**Job:** Reproduce every line of the listing as written, apart from the pictures.

-- START OF Dataset content --

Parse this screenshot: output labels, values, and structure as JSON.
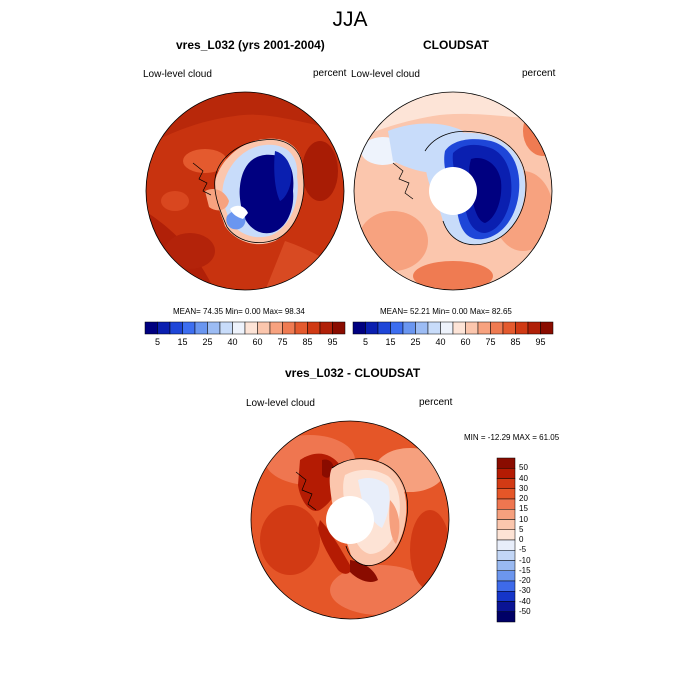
{
  "figure": {
    "title": "JJA"
  },
  "panels": [
    {
      "title": "vres_L032 (yrs 2001-2004)",
      "left_label": "Low-level cloud",
      "right_label": "percent",
      "stats": "MEAN=  74.35  Min=   0.00  Max=  98.34"
    },
    {
      "title": "CLOUDSAT",
      "left_label": "Low-level cloud",
      "right_label": "percent",
      "stats": "MEAN=  52.21  Min=   0.00  Max=  82.65"
    },
    {
      "title": "vres_L032 - CLOUDSAT",
      "left_label": "Low-level cloud",
      "right_label": "percent",
      "stats": "MIN = -12.29 MAX =  61.05"
    }
  ],
  "colorbar_top": {
    "tick_labels": [
      "5",
      "15",
      "25",
      "40",
      "60",
      "75",
      "85",
      "95"
    ],
    "colors": [
      "#000080",
      "#0a1fb0",
      "#1e46d8",
      "#3d6ef0",
      "#6a96f0",
      "#9cbcf4",
      "#c8dcfa",
      "#eef3fc",
      "#fde4d7",
      "#fbc6ad",
      "#f7a27f",
      "#ef7b52",
      "#e45a2e",
      "#d03a14",
      "#b02008",
      "#8a0c00"
    ]
  },
  "colorbar_diff": {
    "tick_labels": [
      "50",
      "40",
      "30",
      "20",
      "15",
      "10",
      "5",
      "0",
      "-5",
      "-10",
      "-15",
      "-20",
      "-30",
      "-40",
      "-50"
    ],
    "colors": [
      "#8a0c00",
      "#b41b03",
      "#d23a14",
      "#e55628",
      "#ef7650",
      "#f6a07e",
      "#fbc6ad",
      "#fde3d5",
      "#e8eefa",
      "#c2d6f6",
      "#99b9f1",
      "#6c96ee",
      "#3e6aea",
      "#1535c8",
      "#0a1494",
      "#000066"
    ]
  }
}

-- END OF Dataset content --

**Written response:**
Parse this screenshot: output labels, values, and structure as JSON.
{
  "figure": {
    "title": "JJA"
  },
  "panels": [
    {
      "title": "vres_L032 (yrs 2001-2004)",
      "left_label": "Low-level cloud",
      "right_label": "percent",
      "stats": "MEAN=  74.35  Min=   0.00  Max=  98.34"
    },
    {
      "title": "CLOUDSAT",
      "left_label": "Low-level cloud",
      "right_label": "percent",
      "stats": "MEAN=  52.21  Min=   0.00  Max=  82.65"
    },
    {
      "title": "vres_L032 - CLOUDSAT",
      "left_label": "Low-level cloud",
      "right_label": "percent",
      "stats": "MIN = -12.29 MAX =  61.05"
    }
  ],
  "colorbar_top": {
    "tick_labels": [
      "5",
      "15",
      "25",
      "40",
      "60",
      "75",
      "85",
      "95"
    ],
    "colors": [
      "#000080",
      "#0a1fb0",
      "#1e46d8",
      "#3d6ef0",
      "#6a96f0",
      "#9cbcf4",
      "#c8dcfa",
      "#eef3fc",
      "#fde4d7",
      "#fbc6ad",
      "#f7a27f",
      "#ef7b52",
      "#e45a2e",
      "#d03a14",
      "#b02008",
      "#8a0c00"
    ]
  },
  "colorbar_diff": {
    "tick_labels": [
      "50",
      "40",
      "30",
      "20",
      "15",
      "10",
      "5",
      "0",
      "-5",
      "-10",
      "-15",
      "-20",
      "-30",
      "-40",
      "-50"
    ],
    "colors": [
      "#8a0c00",
      "#b41b03",
      "#d23a14",
      "#e55628",
      "#ef7650",
      "#f6a07e",
      "#fbc6ad",
      "#fde3d5",
      "#e8eefa",
      "#c2d6f6",
      "#99b9f1",
      "#6c96ee",
      "#3e6aea",
      "#1535c8",
      "#0a1494",
      "#000066"
    ]
  }
}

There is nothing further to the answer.